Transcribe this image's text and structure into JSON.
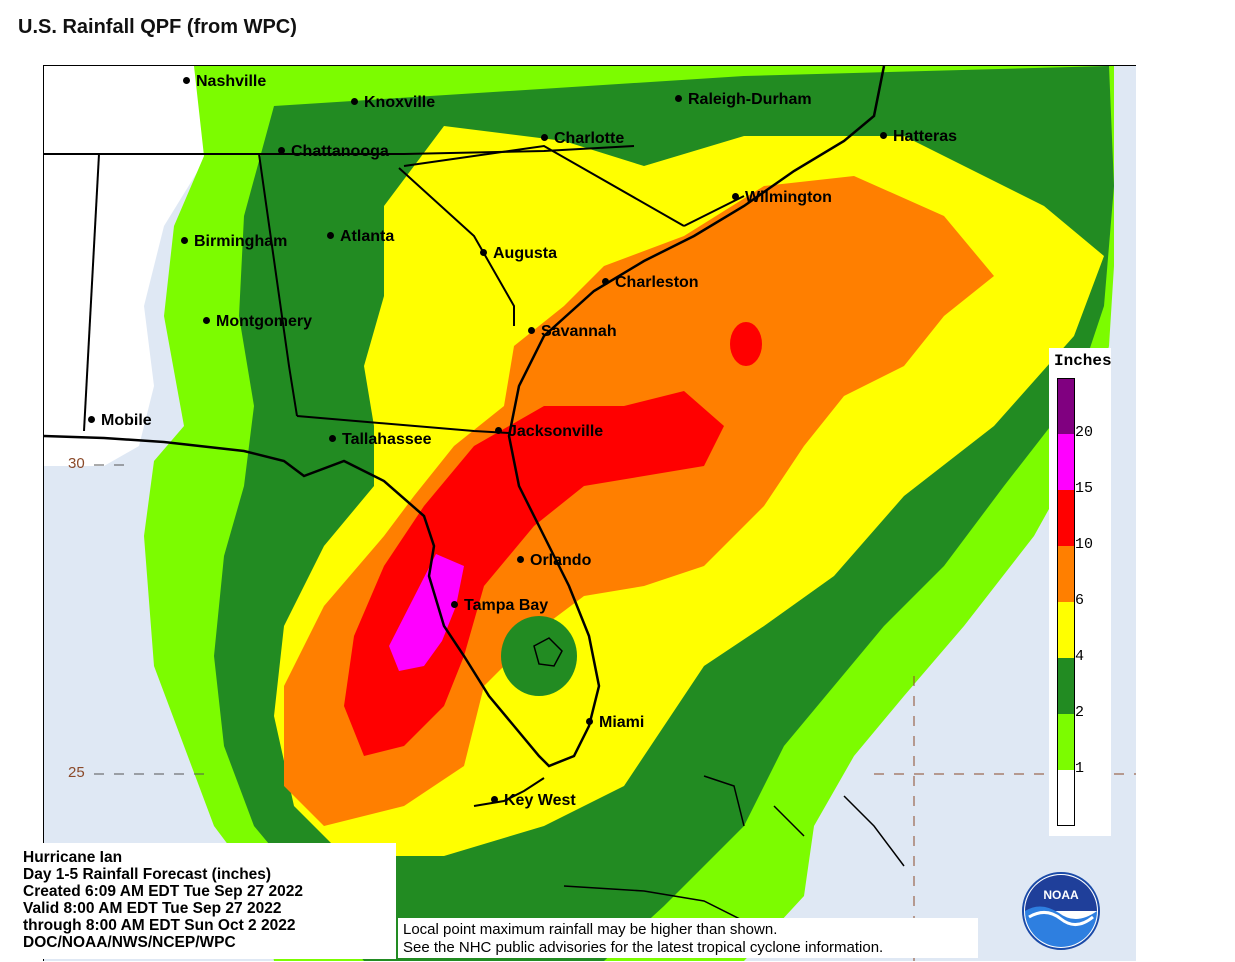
{
  "page_title": "U.S. Rainfall QPF (from WPC)",
  "cities": [
    {
      "name": "Nashville"
    },
    {
      "name": "Knoxville"
    },
    {
      "name": "Raleigh-Durham"
    },
    {
      "name": "Chattanooga"
    },
    {
      "name": "Charlotte"
    },
    {
      "name": "Hatteras"
    },
    {
      "name": "Wilmington"
    },
    {
      "name": "Birmingham"
    },
    {
      "name": "Atlanta"
    },
    {
      "name": "Augusta"
    },
    {
      "name": "Charleston"
    },
    {
      "name": "Montgomery"
    },
    {
      "name": "Savannah"
    },
    {
      "name": "Mobile"
    },
    {
      "name": "Tallahassee"
    },
    {
      "name": "Jacksonville"
    },
    {
      "name": "Orlando"
    },
    {
      "name": "Tampa Bay"
    },
    {
      "name": "Miami"
    },
    {
      "name": "Key West"
    }
  ],
  "latitude_labels": {
    "lat30": "30",
    "lat25": "25"
  },
  "legend": {
    "title": "Inches",
    "ticks": [
      "20",
      "15",
      "10",
      "6",
      "4",
      "2",
      "1"
    ],
    "colors": {
      "above_20": "#800080",
      "15_20": "#ff00ff",
      "10_15": "#ff0000",
      "6_10": "#ff7f00",
      "4_6": "#ffff00",
      "2_4": "#228b22",
      "1_2": "#7cfc00",
      "0_1": "#ffffff"
    }
  },
  "info": {
    "line1": "Hurricane Ian",
    "line2": "Day 1-5 Rainfall Forecast (inches)",
    "line3": "Created 6:09 AM EDT Tue Sep 27 2022",
    "line4": "Valid 8:00 AM EDT Tue Sep 27 2022",
    "line5": "through 8:00 AM EDT Sun Oct 2 2022",
    "line6": "DOC/NOAA/NWS/NCEP/WPC"
  },
  "disclaimer": {
    "line1": "Local point maximum rainfall may be higher than shown.",
    "line2": "See the NHC public advisories for the latest tropical cyclone information."
  },
  "logo_text": "NOAA"
}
----------------
## [YOUR GOAL]
Write out the whole listing again, exactly, with no pictures.

## [OUTPUT OF THE TASK]
Transcribe this image's text and structure into JSON.
{
  "page_title": "U.S. Rainfall QPF (from WPC)",
  "cities": [
    {
      "name": "Nashville"
    },
    {
      "name": "Knoxville"
    },
    {
      "name": "Raleigh-Durham"
    },
    {
      "name": "Chattanooga"
    },
    {
      "name": "Charlotte"
    },
    {
      "name": "Hatteras"
    },
    {
      "name": "Wilmington"
    },
    {
      "name": "Birmingham"
    },
    {
      "name": "Atlanta"
    },
    {
      "name": "Augusta"
    },
    {
      "name": "Charleston"
    },
    {
      "name": "Montgomery"
    },
    {
      "name": "Savannah"
    },
    {
      "name": "Mobile"
    },
    {
      "name": "Tallahassee"
    },
    {
      "name": "Jacksonville"
    },
    {
      "name": "Orlando"
    },
    {
      "name": "Tampa Bay"
    },
    {
      "name": "Miami"
    },
    {
      "name": "Key West"
    }
  ],
  "latitude_labels": {
    "lat30": "30",
    "lat25": "25"
  },
  "legend": {
    "title": "Inches",
    "ticks": [
      "20",
      "15",
      "10",
      "6",
      "4",
      "2",
      "1"
    ],
    "colors": {
      "above_20": "#800080",
      "15_20": "#ff00ff",
      "10_15": "#ff0000",
      "6_10": "#ff7f00",
      "4_6": "#ffff00",
      "2_4": "#228b22",
      "1_2": "#7cfc00",
      "0_1": "#ffffff"
    }
  },
  "info": {
    "line1": "Hurricane Ian",
    "line2": "Day 1-5 Rainfall Forecast (inches)",
    "line3": "Created 6:09 AM EDT Tue Sep 27 2022",
    "line4": "Valid 8:00 AM EDT Tue Sep 27 2022",
    "line5": "through 8:00 AM EDT Sun Oct 2 2022",
    "line6": "DOC/NOAA/NWS/NCEP/WPC"
  },
  "disclaimer": {
    "line1": "Local point maximum rainfall may be higher than shown.",
    "line2": "See the NHC public advisories for the latest tropical cyclone information."
  },
  "logo_text": "NOAA"
}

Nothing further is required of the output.